_SHORT EXERCISE_
Quote the entries in full, character for character, without their images.
******
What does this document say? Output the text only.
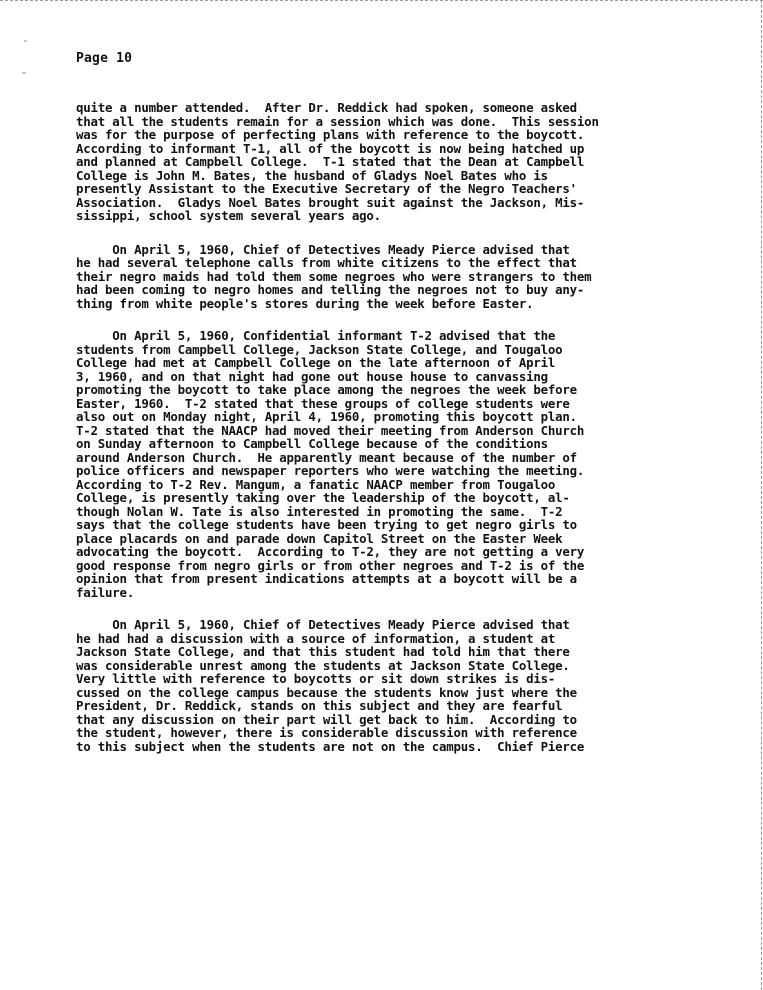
Page 10
quite a number attended.  After Dr. Reddick had spoken, someone asked
that all the students remain for a session which was done.  This session
was for the purpose of perfecting plans with reference to the boycott.
According to informant T-1, all of the boycott is now being hatched up
and planned at Campbell College.  T-1 stated that the Dean at Campbell
College is John M. Bates, the husband of Gladys Noel Bates who is
presently Assistant to the Executive Secretary of the Negro Teachers'
Association.  Gladys Noel Bates brought suit against the Jackson, Mis-
sissippi, school system several years ago.
On April 5, 1960, Chief of Detectives Meady Pierce advised that
he had several telephone calls from white citizens to the effect that
their negro maids had told them some negroes who were strangers to them
had been coming to negro homes and telling the negroes not to buy any-
thing from white people's stores during the week before Easter.
On April 5, 1960, Confidential informant T-2 advised that the
students from Campbell College, Jackson State College, and Tougaloo
College had met at Campbell College on the late afternoon of April
3, 1960, and on that night had gone out house house to canvassing
promoting the boycott to take place among the negroes the week before
Easter, 1960.  T-2 stated that these groups of college students were
also out on Monday night, April 4, 1960, promoting this boycott plan.
T-2 stated that the NAACP had moved their meeting from Anderson Church
on Sunday afternoon to Campbell College because of the conditions
around Anderson Church.  He apparently meant because of the number of
police officers and newspaper reporters who were watching the meeting.
According to T-2 Rev. Mangum, a fanatic NAACP member from Tougaloo
College, is presently taking over the leadership of the boycott, al-
though Nolan W. Tate is also interested in promoting the same.  T-2
says that the college students have been trying to get negro girls to
place placards on and parade down Capitol Street on the Easter Week
advocating the boycott.  According to T-2, they are not getting a very
good response from negro girls or from other negroes and T-2 is of the
opinion that from present indications attempts at a boycott will be a
failure.
On April 5, 1960, Chief of Detectives Meady Pierce advised that
he had had a discussion with a source of information, a student at
Jackson State College, and that this student had told him that there
was considerable unrest among the students at Jackson State College.
Very little with reference to boycotts or sit down strikes is dis-
cussed on the college campus because the students know just where the
President, Dr. Reddick, stands on this subject and they are fearful
that any discussion on their part will get back to him.  According to
the student, however, there is considerable discussion with reference
to this subject when the students are not on the campus.  Chief Pierce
******
_REPLY_
What does this document say? Output the text only.
Page 10
quite a number attended.  After Dr. Reddick had spoken, someone asked
that all the students remain for a session which was done.  This session
was for the purpose of perfecting plans with reference to the boycott.
According to informant T-1, all of the boycott is now being hatched up
and planned at Campbell College.  T-1 stated that the Dean at Campbell
College is John M. Bates, the husband of Gladys Noel Bates who is
presently Assistant to the Executive Secretary of the Negro Teachers'
Association.  Gladys Noel Bates brought suit against the Jackson, Mis-
sissippi, school system several years ago.
On April 5, 1960, Chief of Detectives Meady Pierce advised that
he had several telephone calls from white citizens to the effect that
their negro maids had told them some negroes who were strangers to them
had been coming to negro homes and telling the negroes not to buy any-
thing from white people's stores during the week before Easter.
On April 5, 1960, Confidential informant T-2 advised that the
students from Campbell College, Jackson State College, and Tougaloo
College had met at Campbell College on the late afternoon of April
3, 1960, and on that night had gone out house house to canvassing
promoting the boycott to take place among the negroes the week before
Easter, 1960.  T-2 stated that these groups of college students were
also out on Monday night, April 4, 1960, promoting this boycott plan.
T-2 stated that the NAACP had moved their meeting from Anderson Church
on Sunday afternoon to Campbell College because of the conditions
around Anderson Church.  He apparently meant because of the number of
police officers and newspaper reporters who were watching the meeting.
According to T-2 Rev. Mangum, a fanatic NAACP member from Tougaloo
College, is presently taking over the leadership of the boycott, al-
though Nolan W. Tate is also interested in promoting the same.  T-2
says that the college students have been trying to get negro girls to
place placards on and parade down Capitol Street on the Easter Week
advocating the boycott.  According to T-2, they are not getting a very
good response from negro girls or from other negroes and T-2 is of the
opinion that from present indications attempts at a boycott will be a
failure.
On April 5, 1960, Chief of Detectives Meady Pierce advised that
he had had a discussion with a source of information, a student at
Jackson State College, and that this student had told him that there
was considerable unrest among the students at Jackson State College.
Very little with reference to boycotts or sit down strikes is dis-
cussed on the college campus because the students know just where the
President, Dr. Reddick, stands on this subject and they are fearful
that any discussion on their part will get back to him.  According to
the student, however, there is considerable discussion with reference
to this subject when the students are not on the campus.  Chief Pierce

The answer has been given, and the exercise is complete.